_Task objective_.
Go through the records underneath and write each one out again exactly.

_Data lines_.

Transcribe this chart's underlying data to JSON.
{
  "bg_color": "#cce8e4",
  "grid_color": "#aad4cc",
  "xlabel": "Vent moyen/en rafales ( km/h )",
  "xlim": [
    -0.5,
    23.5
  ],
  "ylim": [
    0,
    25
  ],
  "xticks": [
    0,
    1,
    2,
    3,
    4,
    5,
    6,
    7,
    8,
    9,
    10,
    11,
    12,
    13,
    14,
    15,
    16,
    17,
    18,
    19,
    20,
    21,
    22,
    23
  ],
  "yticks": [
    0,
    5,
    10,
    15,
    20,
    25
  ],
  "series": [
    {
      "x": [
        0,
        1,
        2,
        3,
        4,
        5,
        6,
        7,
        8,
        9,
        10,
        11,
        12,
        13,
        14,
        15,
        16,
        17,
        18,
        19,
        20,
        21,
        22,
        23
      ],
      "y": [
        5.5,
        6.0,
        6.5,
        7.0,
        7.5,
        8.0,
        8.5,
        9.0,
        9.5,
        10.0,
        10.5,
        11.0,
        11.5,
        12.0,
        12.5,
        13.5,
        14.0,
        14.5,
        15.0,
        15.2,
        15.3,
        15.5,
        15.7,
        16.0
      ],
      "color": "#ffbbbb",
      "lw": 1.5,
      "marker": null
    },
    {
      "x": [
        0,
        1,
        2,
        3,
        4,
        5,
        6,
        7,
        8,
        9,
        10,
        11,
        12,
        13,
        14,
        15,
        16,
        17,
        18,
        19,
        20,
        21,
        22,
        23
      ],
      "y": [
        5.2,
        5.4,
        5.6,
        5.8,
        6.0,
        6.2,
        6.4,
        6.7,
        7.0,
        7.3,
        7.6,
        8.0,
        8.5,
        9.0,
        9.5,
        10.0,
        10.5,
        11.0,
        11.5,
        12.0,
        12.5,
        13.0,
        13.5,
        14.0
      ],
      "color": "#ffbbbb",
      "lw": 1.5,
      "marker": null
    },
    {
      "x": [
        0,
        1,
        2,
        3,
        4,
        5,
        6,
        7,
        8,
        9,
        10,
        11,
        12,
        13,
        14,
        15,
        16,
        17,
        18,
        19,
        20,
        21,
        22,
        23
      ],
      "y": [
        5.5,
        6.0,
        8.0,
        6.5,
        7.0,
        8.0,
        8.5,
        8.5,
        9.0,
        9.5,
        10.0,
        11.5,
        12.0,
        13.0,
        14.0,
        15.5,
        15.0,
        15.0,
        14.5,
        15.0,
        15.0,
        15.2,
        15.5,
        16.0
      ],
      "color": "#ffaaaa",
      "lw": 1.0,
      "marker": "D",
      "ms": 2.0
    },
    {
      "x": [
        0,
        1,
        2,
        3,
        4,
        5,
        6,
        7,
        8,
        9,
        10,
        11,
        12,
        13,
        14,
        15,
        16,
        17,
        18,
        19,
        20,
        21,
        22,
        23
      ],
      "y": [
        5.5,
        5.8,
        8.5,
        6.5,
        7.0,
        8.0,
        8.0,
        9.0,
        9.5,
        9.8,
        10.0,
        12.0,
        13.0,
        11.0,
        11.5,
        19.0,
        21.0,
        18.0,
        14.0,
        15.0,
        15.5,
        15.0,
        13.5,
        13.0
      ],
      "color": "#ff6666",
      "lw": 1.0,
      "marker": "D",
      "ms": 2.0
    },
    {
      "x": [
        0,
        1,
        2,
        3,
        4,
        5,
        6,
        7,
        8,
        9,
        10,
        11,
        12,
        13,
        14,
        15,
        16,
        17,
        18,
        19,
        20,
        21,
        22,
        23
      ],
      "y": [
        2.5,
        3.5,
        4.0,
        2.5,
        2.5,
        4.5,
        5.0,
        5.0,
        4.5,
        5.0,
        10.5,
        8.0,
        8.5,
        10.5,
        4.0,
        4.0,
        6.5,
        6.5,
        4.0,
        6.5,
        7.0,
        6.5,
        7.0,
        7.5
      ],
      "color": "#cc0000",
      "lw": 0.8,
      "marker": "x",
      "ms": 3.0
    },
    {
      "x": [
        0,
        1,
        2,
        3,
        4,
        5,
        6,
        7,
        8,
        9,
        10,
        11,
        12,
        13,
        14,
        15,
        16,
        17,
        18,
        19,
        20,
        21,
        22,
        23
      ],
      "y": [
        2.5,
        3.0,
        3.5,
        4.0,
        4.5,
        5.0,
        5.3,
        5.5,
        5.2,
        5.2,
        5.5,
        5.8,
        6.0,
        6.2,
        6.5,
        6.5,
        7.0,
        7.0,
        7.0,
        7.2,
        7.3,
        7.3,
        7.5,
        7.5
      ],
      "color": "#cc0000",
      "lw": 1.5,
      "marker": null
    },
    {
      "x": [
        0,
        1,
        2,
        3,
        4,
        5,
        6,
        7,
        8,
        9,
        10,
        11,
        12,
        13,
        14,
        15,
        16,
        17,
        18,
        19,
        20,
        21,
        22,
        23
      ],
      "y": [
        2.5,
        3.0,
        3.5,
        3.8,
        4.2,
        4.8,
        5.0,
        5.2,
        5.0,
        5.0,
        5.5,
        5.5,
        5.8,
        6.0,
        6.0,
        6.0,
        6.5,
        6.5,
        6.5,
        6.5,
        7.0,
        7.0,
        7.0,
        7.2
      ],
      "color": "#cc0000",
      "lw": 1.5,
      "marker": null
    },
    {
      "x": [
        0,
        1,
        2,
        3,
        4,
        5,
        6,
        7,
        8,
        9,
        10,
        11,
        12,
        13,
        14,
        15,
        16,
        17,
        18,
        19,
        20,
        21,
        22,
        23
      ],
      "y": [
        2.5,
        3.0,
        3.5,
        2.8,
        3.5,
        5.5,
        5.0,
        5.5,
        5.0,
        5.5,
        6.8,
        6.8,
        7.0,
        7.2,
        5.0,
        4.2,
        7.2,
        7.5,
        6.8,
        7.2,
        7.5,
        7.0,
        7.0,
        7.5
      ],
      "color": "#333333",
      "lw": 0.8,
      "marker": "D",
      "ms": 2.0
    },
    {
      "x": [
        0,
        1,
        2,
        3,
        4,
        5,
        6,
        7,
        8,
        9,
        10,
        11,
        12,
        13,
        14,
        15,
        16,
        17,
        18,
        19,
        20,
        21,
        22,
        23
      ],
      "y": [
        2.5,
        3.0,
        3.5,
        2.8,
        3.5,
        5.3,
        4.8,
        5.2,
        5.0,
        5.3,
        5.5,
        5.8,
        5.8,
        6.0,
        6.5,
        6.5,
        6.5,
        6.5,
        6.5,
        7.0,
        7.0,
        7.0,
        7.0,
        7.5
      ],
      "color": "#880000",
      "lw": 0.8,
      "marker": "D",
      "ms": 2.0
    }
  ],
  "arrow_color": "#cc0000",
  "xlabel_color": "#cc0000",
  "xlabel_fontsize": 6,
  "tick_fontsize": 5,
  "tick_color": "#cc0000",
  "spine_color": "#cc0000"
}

_Output of the exercise_.
Transcribe this chart's underlying data to JSON.
{
  "bg_color": "#cce8e4",
  "grid_color": "#aad4cc",
  "xlabel": "Vent moyen/en rafales ( km/h )",
  "xlim": [
    -0.5,
    23.5
  ],
  "ylim": [
    0,
    25
  ],
  "xticks": [
    0,
    1,
    2,
    3,
    4,
    5,
    6,
    7,
    8,
    9,
    10,
    11,
    12,
    13,
    14,
    15,
    16,
    17,
    18,
    19,
    20,
    21,
    22,
    23
  ],
  "yticks": [
    0,
    5,
    10,
    15,
    20,
    25
  ],
  "series": [
    {
      "x": [
        0,
        1,
        2,
        3,
        4,
        5,
        6,
        7,
        8,
        9,
        10,
        11,
        12,
        13,
        14,
        15,
        16,
        17,
        18,
        19,
        20,
        21,
        22,
        23
      ],
      "y": [
        5.5,
        6.0,
        6.5,
        7.0,
        7.5,
        8.0,
        8.5,
        9.0,
        9.5,
        10.0,
        10.5,
        11.0,
        11.5,
        12.0,
        12.5,
        13.5,
        14.0,
        14.5,
        15.0,
        15.2,
        15.3,
        15.5,
        15.7,
        16.0
      ],
      "color": "#ffbbbb",
      "lw": 1.5,
      "marker": null
    },
    {
      "x": [
        0,
        1,
        2,
        3,
        4,
        5,
        6,
        7,
        8,
        9,
        10,
        11,
        12,
        13,
        14,
        15,
        16,
        17,
        18,
        19,
        20,
        21,
        22,
        23
      ],
      "y": [
        5.2,
        5.4,
        5.6,
        5.8,
        6.0,
        6.2,
        6.4,
        6.7,
        7.0,
        7.3,
        7.6,
        8.0,
        8.5,
        9.0,
        9.5,
        10.0,
        10.5,
        11.0,
        11.5,
        12.0,
        12.5,
        13.0,
        13.5,
        14.0
      ],
      "color": "#ffbbbb",
      "lw": 1.5,
      "marker": null
    },
    {
      "x": [
        0,
        1,
        2,
        3,
        4,
        5,
        6,
        7,
        8,
        9,
        10,
        11,
        12,
        13,
        14,
        15,
        16,
        17,
        18,
        19,
        20,
        21,
        22,
        23
      ],
      "y": [
        5.5,
        6.0,
        8.0,
        6.5,
        7.0,
        8.0,
        8.5,
        8.5,
        9.0,
        9.5,
        10.0,
        11.5,
        12.0,
        13.0,
        14.0,
        15.5,
        15.0,
        15.0,
        14.5,
        15.0,
        15.0,
        15.2,
        15.5,
        16.0
      ],
      "color": "#ffaaaa",
      "lw": 1.0,
      "marker": "D",
      "ms": 2.0
    },
    {
      "x": [
        0,
        1,
        2,
        3,
        4,
        5,
        6,
        7,
        8,
        9,
        10,
        11,
        12,
        13,
        14,
        15,
        16,
        17,
        18,
        19,
        20,
        21,
        22,
        23
      ],
      "y": [
        5.5,
        5.8,
        8.5,
        6.5,
        7.0,
        8.0,
        8.0,
        9.0,
        9.5,
        9.8,
        10.0,
        12.0,
        13.0,
        11.0,
        11.5,
        19.0,
        21.0,
        18.0,
        14.0,
        15.0,
        15.5,
        15.0,
        13.5,
        13.0
      ],
      "color": "#ff6666",
      "lw": 1.0,
      "marker": "D",
      "ms": 2.0
    },
    {
      "x": [
        0,
        1,
        2,
        3,
        4,
        5,
        6,
        7,
        8,
        9,
        10,
        11,
        12,
        13,
        14,
        15,
        16,
        17,
        18,
        19,
        20,
        21,
        22,
        23
      ],
      "y": [
        2.5,
        3.5,
        4.0,
        2.5,
        2.5,
        4.5,
        5.0,
        5.0,
        4.5,
        5.0,
        10.5,
        8.0,
        8.5,
        10.5,
        4.0,
        4.0,
        6.5,
        6.5,
        4.0,
        6.5,
        7.0,
        6.5,
        7.0,
        7.5
      ],
      "color": "#cc0000",
      "lw": 0.8,
      "marker": "x",
      "ms": 3.0
    },
    {
      "x": [
        0,
        1,
        2,
        3,
        4,
        5,
        6,
        7,
        8,
        9,
        10,
        11,
        12,
        13,
        14,
        15,
        16,
        17,
        18,
        19,
        20,
        21,
        22,
        23
      ],
      "y": [
        2.5,
        3.0,
        3.5,
        4.0,
        4.5,
        5.0,
        5.3,
        5.5,
        5.2,
        5.2,
        5.5,
        5.8,
        6.0,
        6.2,
        6.5,
        6.5,
        7.0,
        7.0,
        7.0,
        7.2,
        7.3,
        7.3,
        7.5,
        7.5
      ],
      "color": "#cc0000",
      "lw": 1.5,
      "marker": null
    },
    {
      "x": [
        0,
        1,
        2,
        3,
        4,
        5,
        6,
        7,
        8,
        9,
        10,
        11,
        12,
        13,
        14,
        15,
        16,
        17,
        18,
        19,
        20,
        21,
        22,
        23
      ],
      "y": [
        2.5,
        3.0,
        3.5,
        3.8,
        4.2,
        4.8,
        5.0,
        5.2,
        5.0,
        5.0,
        5.5,
        5.5,
        5.8,
        6.0,
        6.0,
        6.0,
        6.5,
        6.5,
        6.5,
        6.5,
        7.0,
        7.0,
        7.0,
        7.2
      ],
      "color": "#cc0000",
      "lw": 1.5,
      "marker": null
    },
    {
      "x": [
        0,
        1,
        2,
        3,
        4,
        5,
        6,
        7,
        8,
        9,
        10,
        11,
        12,
        13,
        14,
        15,
        16,
        17,
        18,
        19,
        20,
        21,
        22,
        23
      ],
      "y": [
        2.5,
        3.0,
        3.5,
        2.8,
        3.5,
        5.5,
        5.0,
        5.5,
        5.0,
        5.5,
        6.8,
        6.8,
        7.0,
        7.2,
        5.0,
        4.2,
        7.2,
        7.5,
        6.8,
        7.2,
        7.5,
        7.0,
        7.0,
        7.5
      ],
      "color": "#333333",
      "lw": 0.8,
      "marker": "D",
      "ms": 2.0
    },
    {
      "x": [
        0,
        1,
        2,
        3,
        4,
        5,
        6,
        7,
        8,
        9,
        10,
        11,
        12,
        13,
        14,
        15,
        16,
        17,
        18,
        19,
        20,
        21,
        22,
        23
      ],
      "y": [
        2.5,
        3.0,
        3.5,
        2.8,
        3.5,
        5.3,
        4.8,
        5.2,
        5.0,
        5.3,
        5.5,
        5.8,
        5.8,
        6.0,
        6.5,
        6.5,
        6.5,
        6.5,
        6.5,
        7.0,
        7.0,
        7.0,
        7.0,
        7.5
      ],
      "color": "#880000",
      "lw": 0.8,
      "marker": "D",
      "ms": 2.0
    }
  ],
  "arrow_color": "#cc0000",
  "xlabel_color": "#cc0000",
  "xlabel_fontsize": 6,
  "tick_fontsize": 5,
  "tick_color": "#cc0000",
  "spine_color": "#cc0000"
}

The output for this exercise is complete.